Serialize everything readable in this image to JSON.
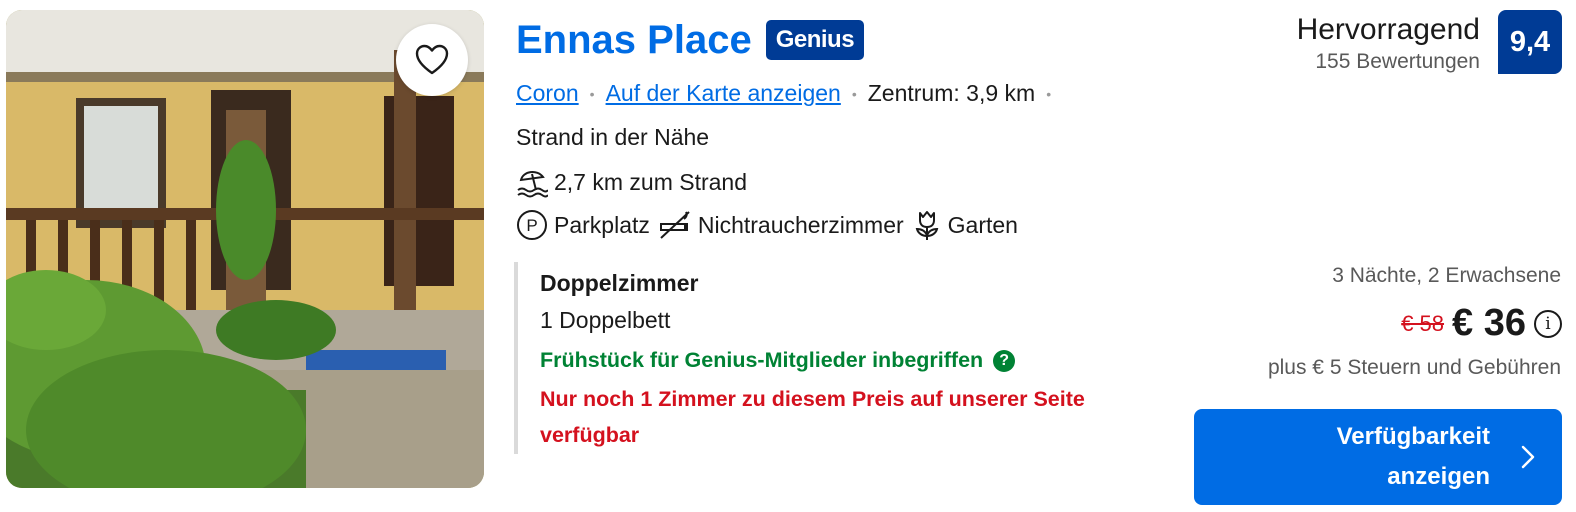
{
  "hotel": {
    "name": "Ennas Place",
    "badge": "Genius",
    "location_link": "Coron",
    "map_link": "Auf der Karte anzeigen",
    "distance": "Zentrum: 3,9 km",
    "subtitle": "Strand in der Nähe",
    "beach": "2,7 km zum Strand",
    "facilities": [
      "Parkplatz",
      "Nichtraucherzimmer",
      "Garten"
    ]
  },
  "rating": {
    "word": "Hervorragend",
    "reviews": "155 Bewertungen",
    "score": "9,4"
  },
  "room": {
    "type": "Doppelzimmer",
    "bed": "1 Doppelbett",
    "breakfast": "Frühstück für Genius-Mitglieder inbegriffen",
    "scarcity": "Nur noch 1 Zimmer zu diesem Preis auf unserer Seite verfügbar"
  },
  "price": {
    "stay": "3 Nächte, 2 Erwachsene",
    "old": "€ 58",
    "new": "€ 36",
    "taxes": "plus € 5 Steuern und Gebühren"
  },
  "cta": {
    "label": "Verfügbarkeit anzeigen"
  },
  "icons": {
    "favorite": "heart-icon",
    "beach": "beach-umbrella-icon",
    "parking": "parking-icon",
    "nonsmoking": "no-smoking-icon",
    "garden": "flower-icon",
    "help": "question-icon",
    "info": "info-icon",
    "arrow": "chevron-right-icon"
  },
  "colors": {
    "link": "#006ce4",
    "badge": "#003b95",
    "green": "#008234",
    "red": "#d4111e"
  }
}
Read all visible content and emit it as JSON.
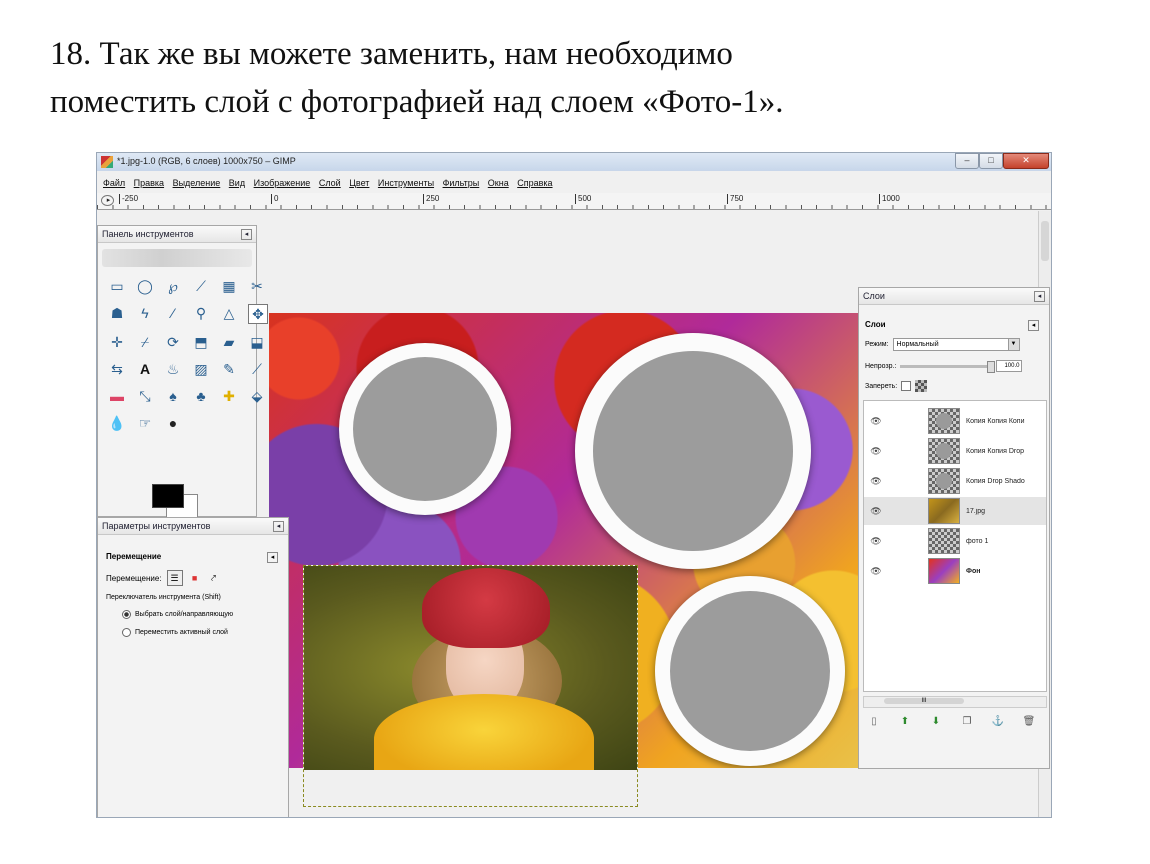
{
  "caption": {
    "line1": "18. Так же вы можете заменить, нам необходимо",
    "line2": "поместить слой с фотографией над слоем «Фото-1»."
  },
  "window": {
    "title": "*1.jpg-1.0 (RGB, 6 слоев) 1000x750 – GIMP",
    "buttons": {
      "minimize": "–",
      "maximize": "□",
      "close": "✕"
    }
  },
  "menu": [
    "Файл",
    "Правка",
    "Выделение",
    "Вид",
    "Изображение",
    "Слой",
    "Цвет",
    "Инструменты",
    "Фильтры",
    "Окна",
    "Справка"
  ],
  "ruler": {
    "ticks": [
      "-250",
      "0",
      "250",
      "500",
      "750",
      "1000"
    ]
  },
  "toolbox": {
    "title": "Панель инструментов",
    "icons": [
      "rect-select-icon",
      "ellipse-select-icon",
      "lasso-icon",
      "fuzzy-select-icon",
      "color-select-icon",
      "scissors-icon",
      "foreground-select-icon",
      "paths-icon",
      "color-picker-icon",
      "zoom-icon",
      "measure-icon",
      "move-icon",
      "align-icon",
      "crop-icon",
      "rotate-icon",
      "scale-icon",
      "shear-icon",
      "perspective-icon",
      "flip-icon",
      "text-icon",
      "bucket-fill-icon",
      "blend-icon",
      "pencil-icon",
      "paintbrush-icon",
      "eraser-icon",
      "airbrush-icon",
      "ink-icon",
      "clone-icon",
      "heal-icon",
      "perspective-clone-icon",
      "blur-icon",
      "smudge-icon",
      "dodge-icon"
    ],
    "foreground_color": "#000000",
    "background_color": "#ffffff"
  },
  "tool_options": {
    "title": "Параметры инструментов",
    "tool_name": "Перемещение",
    "move_label": "Перемещение:",
    "toggle_label": "Переключатель инструмента (Shift)",
    "radio1": "Выбрать слой/направляющую",
    "radio2": "Переместить активный слой"
  },
  "layers": {
    "title": "Слои",
    "section": "Слои",
    "mode_label": "Режим:",
    "mode_value": "Нормальный",
    "opacity_label": "Непрозр.:",
    "opacity_value": "100.0",
    "lock_label": "Запереть:",
    "items": [
      {
        "name": "Копия Копия Копи",
        "thumb": "circle",
        "selected": false
      },
      {
        "name": "Копия Копия Drop",
        "thumb": "circle",
        "selected": false
      },
      {
        "name": "Копия Drop Shado",
        "thumb": "circle",
        "selected": false
      },
      {
        "name": "17.jpg",
        "thumb": "image",
        "selected": true
      },
      {
        "name": "фото 1",
        "thumb": "circle",
        "selected": false
      },
      {
        "name": "Фон",
        "thumb": "background",
        "selected": false
      }
    ],
    "scroll_label": "III",
    "buttons": [
      "new-layer-icon",
      "raise-layer-icon",
      "lower-layer-icon",
      "duplicate-layer-icon",
      "anchor-layer-icon",
      "delete-layer-icon"
    ]
  }
}
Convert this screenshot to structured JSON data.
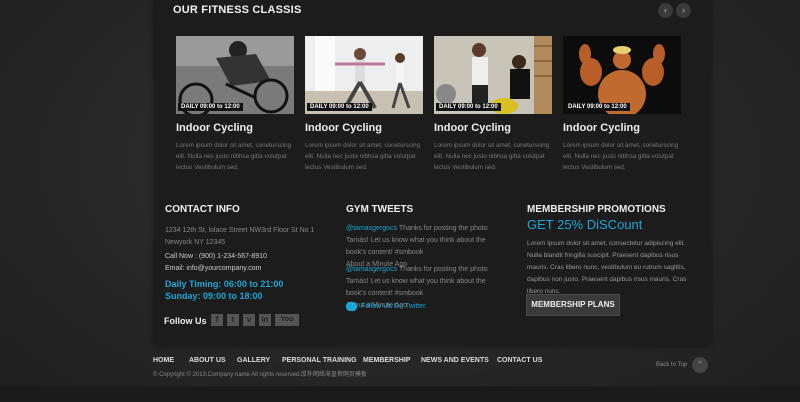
{
  "classes": {
    "heading": "OUR FITNESS CLASSIS",
    "cards": [
      {
        "title": "Indoor Cycling",
        "timing": "DAILY 09:00 to 12:00",
        "desc": "Lorem ipsum dolor sit amet, coneturscing elit. Nulla nec justo nibhsa gitta volutpat lectus Vestibulum sed."
      },
      {
        "title": "Indoor Cycling",
        "timing": "DAILY 09:00 to 12:00",
        "desc": "Lorem ipsum dolor sit amet, coneturscing elit. Nulla nec justo nibhsa gitta volutpat lectus Vestibulum sed."
      },
      {
        "title": "Indoor Cycling",
        "timing": "DAILY 09:00 to 12:00",
        "desc": "Lorem ipsum dolor sit amet, coneturscing elit. Nulla nec justo nibhsa gitta volutpat lectus Vestibulum sed."
      },
      {
        "title": "Indoor Cycling",
        "timing": "DAILY 09:00 to 12:00",
        "desc": "Lorem ipsum dolor sit amet, coneturscing elit. Nulla nec justo nibhsa gitta volutpat lectus Vestibulum sed."
      }
    ]
  },
  "contact": {
    "heading": "CONTACT INFO",
    "address1": "1234 12th St, lolace Street NW3rd Floor St No 1",
    "address2": "Newyork NY 12345",
    "call": "Call Now : (900) 1-234-567-8910",
    "email": "Email: info@yourcompany.com",
    "timing": "Daily Timing: 06:00 to 21:00",
    "sunday": "Sunday: 09:00 to 18:00",
    "follow": "Follow Us"
  },
  "tweets": {
    "heading": "GYM TWEETS",
    "items": [
      {
        "handle": "@tamasgergocs",
        "text": "Thanks for posting the photo Tamás! Let us know what you think about the book's content! #smbook",
        "time": "About a Minute Ago"
      },
      {
        "handle": "@tamasgergocs",
        "text": "Thanks for posting the photo Tamás! Let us know what you think about the book's content! #smbook",
        "time": "About a Minute Ago"
      }
    ],
    "follow": "Follow Us On Twitter"
  },
  "membership": {
    "heading": "MEMBERSHIP PROMOTIONS",
    "offer": "GET 25% DiSCount",
    "desc": "Lorem ipsum dolor sit amet, consectetur adipiscing elit. Nulla blandit fringilla suscipit. Praesent dapibus risus mauris. Cras libero nunc, vestibulum eu rutrum sagittis, dapibus non justo. Praesent dapibus risus mauris. Cras libero nunc.",
    "button": "MEMBERSHIP PLANS"
  },
  "footer": {
    "nav": [
      "HOME",
      "ABOUT US",
      "GALLERY",
      "PERSONAL TRAINING",
      "MEMBERSHIP",
      "NEWS AND EVENTS",
      "CONTACT US"
    ],
    "copyright": "© Copyright © 2013.Company name All rights reserved.厚朴网络海皇帝网页模板",
    "back": "Back to Top"
  },
  "colors": {
    "accent": "#1ca6d6"
  }
}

*What is expected*
Verbatim reproduction of every record is required; images are left out.

*Full answer*
Serialize everything readable in this image to JSON.
{
  "hotel": {
    "name": "Ennas Place",
    "badge": "Genius",
    "location_link": "Coron",
    "map_link": "Auf der Karte anzeigen",
    "distance": "Zentrum: 3,9 km",
    "subtitle": "Strand in der Nähe",
    "beach": "2,7 km zum Strand",
    "facilities": [
      "Parkplatz",
      "Nichtraucherzimmer",
      "Garten"
    ]
  },
  "rating": {
    "word": "Hervorragend",
    "reviews": "155 Bewertungen",
    "score": "9,4"
  },
  "room": {
    "type": "Doppelzimmer",
    "bed": "1 Doppelbett",
    "breakfast": "Frühstück für Genius-Mitglieder inbegriffen",
    "scarcity": "Nur noch 1 Zimmer zu diesem Preis auf unserer Seite verfügbar"
  },
  "price": {
    "stay": "3 Nächte, 2 Erwachsene",
    "old": "€ 58",
    "new": "€ 36",
    "taxes": "plus € 5 Steuern und Gebühren"
  },
  "cta": {
    "label": "Verfügbarkeit anzeigen"
  },
  "icons": {
    "favorite": "heart-icon",
    "beach": "beach-umbrella-icon",
    "parking": "parking-icon",
    "nonsmoking": "no-smoking-icon",
    "garden": "flower-icon",
    "help": "question-icon",
    "info": "info-icon",
    "arrow": "chevron-right-icon"
  },
  "colors": {
    "link": "#006ce4",
    "badge": "#003b95",
    "green": "#008234",
    "red": "#d4111e"
  }
}
Read all visible content and emit it as JSON.
{
  "caption": {
    "line1": "18. Так же вы можете заменить, нам необходимо",
    "line2": "поместить слой с фотографией над слоем «Фото-1»."
  },
  "window": {
    "title": "*1.jpg-1.0 (RGB, 6 слоев) 1000x750 – GIMP",
    "buttons": {
      "minimize": "–",
      "maximize": "□",
      "close": "✕"
    }
  },
  "menu": [
    "Файл",
    "Правка",
    "Выделение",
    "Вид",
    "Изображение",
    "Слой",
    "Цвет",
    "Инструменты",
    "Фильтры",
    "Окна",
    "Справка"
  ],
  "ruler": {
    "ticks": [
      "-250",
      "0",
      "250",
      "500",
      "750",
      "1000"
    ]
  },
  "toolbox": {
    "title": "Панель инструментов",
    "icons": [
      "rect-select-icon",
      "ellipse-select-icon",
      "lasso-icon",
      "fuzzy-select-icon",
      "color-select-icon",
      "scissors-icon",
      "foreground-select-icon",
      "paths-icon",
      "color-picker-icon",
      "zoom-icon",
      "measure-icon",
      "move-icon",
      "align-icon",
      "crop-icon",
      "rotate-icon",
      "scale-icon",
      "shear-icon",
      "perspective-icon",
      "flip-icon",
      "text-icon",
      "bucket-fill-icon",
      "blend-icon",
      "pencil-icon",
      "paintbrush-icon",
      "eraser-icon",
      "airbrush-icon",
      "ink-icon",
      "clone-icon",
      "heal-icon",
      "perspective-clone-icon",
      "blur-icon",
      "smudge-icon",
      "dodge-icon"
    ],
    "foreground_color": "#000000",
    "background_color": "#ffffff"
  },
  "tool_options": {
    "title": "Параметры инструментов",
    "tool_name": "Перемещение",
    "move_label": "Перемещение:",
    "toggle_label": "Переключатель инструмента (Shift)",
    "radio1": "Выбрать слой/направляющую",
    "radio2": "Переместить активный слой"
  },
  "layers": {
    "title": "Слои",
    "section": "Слои",
    "mode_label": "Режим:",
    "mode_value": "Нормальный",
    "opacity_label": "Непрозр.:",
    "opacity_value": "100.0",
    "lock_label": "Запереть:",
    "items": [
      {
        "name": "Копия Копия Копи",
        "thumb": "circle",
        "selected": false
      },
      {
        "name": "Копия Копия Drop",
        "thumb": "circle",
        "selected": false
      },
      {
        "name": "Копия Drop Shado",
        "thumb": "circle",
        "selected": false
      },
      {
        "name": "17.jpg",
        "thumb": "image",
        "selected": true
      },
      {
        "name": "фото 1",
        "thumb": "circle",
        "selected": false
      },
      {
        "name": "Фон",
        "thumb": "background",
        "selected": false
      }
    ],
    "scroll_label": "III",
    "buttons": [
      "new-layer-icon",
      "raise-layer-icon",
      "lower-layer-icon",
      "duplicate-layer-icon",
      "anchor-layer-icon",
      "delete-layer-icon"
    ]
  }
}
Convert this screenshot to structured JSON data.
{
  "classes": {
    "heading": "OUR FITNESS CLASSIS",
    "cards": [
      {
        "title": "Indoor Cycling",
        "timing": "DAILY 09:00 to 12:00",
        "desc": "Lorem ipsum dolor sit amet, coneturscing elit. Nulla nec justo nibhsa gitta volutpat lectus Vestibulum sed."
      },
      {
        "title": "Indoor Cycling",
        "timing": "DAILY 09:00 to 12:00",
        "desc": "Lorem ipsum dolor sit amet, coneturscing elit. Nulla nec justo nibhsa gitta volutpat lectus Vestibulum sed."
      },
      {
        "title": "Indoor Cycling",
        "timing": "DAILY 09:00 to 12:00",
        "desc": "Lorem ipsum dolor sit amet, coneturscing elit. Nulla nec justo nibhsa gitta volutpat lectus Vestibulum sed."
      },
      {
        "title": "Indoor Cycling",
        "timing": "DAILY 09:00 to 12:00",
        "desc": "Lorem ipsum dolor sit amet, coneturscing elit. Nulla nec justo nibhsa gitta volutpat lectus Vestibulum sed."
      }
    ]
  },
  "contact": {
    "heading": "CONTACT INFO",
    "address1": "1234 12th St, lolace Street NW3rd Floor St No 1",
    "address2": "Newyork NY 12345",
    "call": "Call Now : (900) 1-234-567-8910",
    "email": "Email: info@yourcompany.com",
    "timing": "Daily Timing: 06:00 to 21:00",
    "sunday": "Sunday: 09:00 to 18:00",
    "follow": "Follow Us"
  },
  "tweets": {
    "heading": "GYM TWEETS",
    "items": [
      {
        "handle": "@tamasgergocs",
        "text": "Thanks for posting the photo Tamás! Let us know what you think about the book's content! #smbook",
        "time": "About a Minute Ago"
      },
      {
        "handle": "@tamasgergocs",
        "text": "Thanks for posting the photo Tamás! Let us know what you think about the book's content! #smbook",
        "time": "About a Minute Ago"
      }
    ],
    "follow": "Follow Us On Twitter"
  },
  "membership": {
    "heading": "MEMBERSHIP PROMOTIONS",
    "offer": "GET 25% DiSCount",
    "desc": "Lorem ipsum dolor sit amet, consectetur adipiscing elit. Nulla blandit fringilla suscipit. Praesent dapibus risus mauris. Cras libero nunc, vestibulum eu rutrum sagittis, dapibus non justo. Praesent dapibus risus mauris. Cras libero nunc.",
    "button": "MEMBERSHIP PLANS"
  },
  "footer": {
    "nav": [
      "HOME",
      "ABOUT US",
      "GALLERY",
      "PERSONAL TRAINING",
      "MEMBERSHIP",
      "NEWS AND EVENTS",
      "CONTACT US"
    ],
    "copyright": "© Copyright © 2013.Company name All rights reserved.厚朴网络海皇帝网页模板",
    "back": "Back to Top"
  },
  "colors": {
    "accent": "#1ca6d6"
  }
}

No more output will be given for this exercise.